= WHAT YOU ARE ASKED TO DO =
Scan the entries below and extract each line with the word "date" in it.

**** RECORD LIST ****

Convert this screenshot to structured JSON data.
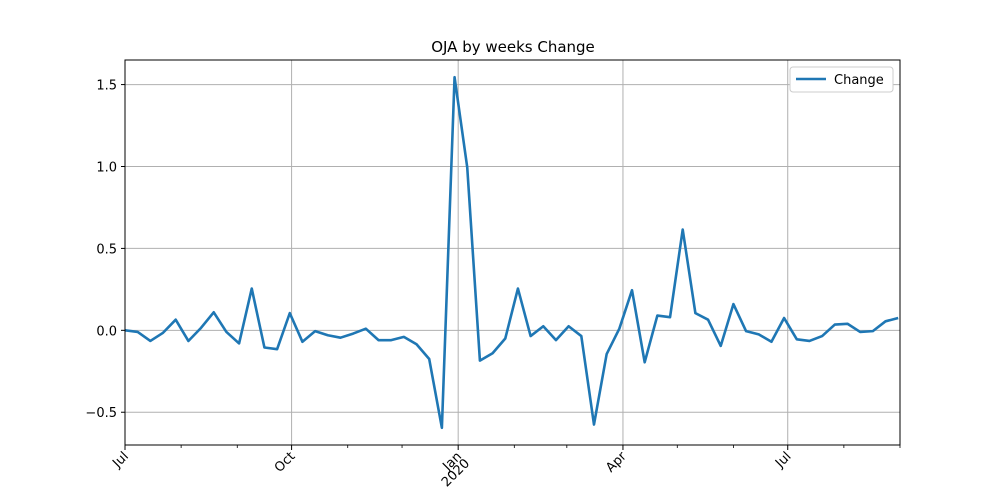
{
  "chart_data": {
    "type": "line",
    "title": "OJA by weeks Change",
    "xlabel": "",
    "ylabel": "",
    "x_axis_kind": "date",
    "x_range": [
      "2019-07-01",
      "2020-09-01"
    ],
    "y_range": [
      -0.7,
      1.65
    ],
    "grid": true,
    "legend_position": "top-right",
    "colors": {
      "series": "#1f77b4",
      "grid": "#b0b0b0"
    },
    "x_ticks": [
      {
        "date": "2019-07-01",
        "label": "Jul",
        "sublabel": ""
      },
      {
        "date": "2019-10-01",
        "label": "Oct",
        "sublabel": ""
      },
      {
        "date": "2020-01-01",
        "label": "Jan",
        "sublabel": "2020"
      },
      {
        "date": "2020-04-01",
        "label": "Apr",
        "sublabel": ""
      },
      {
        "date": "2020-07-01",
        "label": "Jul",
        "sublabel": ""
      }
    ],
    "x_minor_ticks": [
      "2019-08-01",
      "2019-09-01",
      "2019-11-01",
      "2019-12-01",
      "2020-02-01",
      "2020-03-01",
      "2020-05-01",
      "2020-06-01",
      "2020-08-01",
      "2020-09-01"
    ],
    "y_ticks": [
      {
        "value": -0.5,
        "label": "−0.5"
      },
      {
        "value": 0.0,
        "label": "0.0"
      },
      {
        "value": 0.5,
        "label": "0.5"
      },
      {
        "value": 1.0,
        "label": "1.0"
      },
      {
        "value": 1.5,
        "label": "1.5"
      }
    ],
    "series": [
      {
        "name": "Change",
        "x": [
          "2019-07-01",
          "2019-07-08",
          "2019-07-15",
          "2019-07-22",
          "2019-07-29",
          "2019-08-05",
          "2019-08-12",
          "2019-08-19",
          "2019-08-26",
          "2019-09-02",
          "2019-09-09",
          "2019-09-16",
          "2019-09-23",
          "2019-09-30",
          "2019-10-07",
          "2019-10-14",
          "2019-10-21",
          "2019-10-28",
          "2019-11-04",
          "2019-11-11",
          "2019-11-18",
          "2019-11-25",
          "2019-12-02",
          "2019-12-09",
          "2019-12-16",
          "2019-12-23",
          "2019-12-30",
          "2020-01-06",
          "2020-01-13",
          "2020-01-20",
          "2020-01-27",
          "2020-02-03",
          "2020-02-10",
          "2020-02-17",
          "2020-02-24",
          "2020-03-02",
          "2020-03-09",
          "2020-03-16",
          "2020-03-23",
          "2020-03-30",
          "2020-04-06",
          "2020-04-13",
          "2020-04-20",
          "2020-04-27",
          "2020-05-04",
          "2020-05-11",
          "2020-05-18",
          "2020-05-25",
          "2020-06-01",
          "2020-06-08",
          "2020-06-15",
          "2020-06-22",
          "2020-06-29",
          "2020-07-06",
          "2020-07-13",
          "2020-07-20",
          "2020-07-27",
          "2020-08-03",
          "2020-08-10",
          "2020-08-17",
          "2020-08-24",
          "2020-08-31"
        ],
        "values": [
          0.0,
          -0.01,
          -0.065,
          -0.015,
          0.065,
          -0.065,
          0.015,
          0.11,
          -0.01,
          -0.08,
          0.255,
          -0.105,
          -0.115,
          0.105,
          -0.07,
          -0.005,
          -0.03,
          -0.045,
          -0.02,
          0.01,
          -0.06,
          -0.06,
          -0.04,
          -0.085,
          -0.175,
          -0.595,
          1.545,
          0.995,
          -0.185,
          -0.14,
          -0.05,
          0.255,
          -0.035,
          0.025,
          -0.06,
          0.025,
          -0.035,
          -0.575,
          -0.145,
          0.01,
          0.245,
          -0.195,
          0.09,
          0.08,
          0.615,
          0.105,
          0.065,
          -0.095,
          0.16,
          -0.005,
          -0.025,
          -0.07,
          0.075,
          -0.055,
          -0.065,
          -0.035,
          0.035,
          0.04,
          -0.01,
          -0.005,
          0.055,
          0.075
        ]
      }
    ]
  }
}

****

= EXPECTED ANSWER =
    "x_axis_kind": "date",
        "date": "2019-07-01",
        "date": "2019-10-01",
        "date": "2020-01-01",
        "date": "2020-04-01",
        "date": "2020-07-01",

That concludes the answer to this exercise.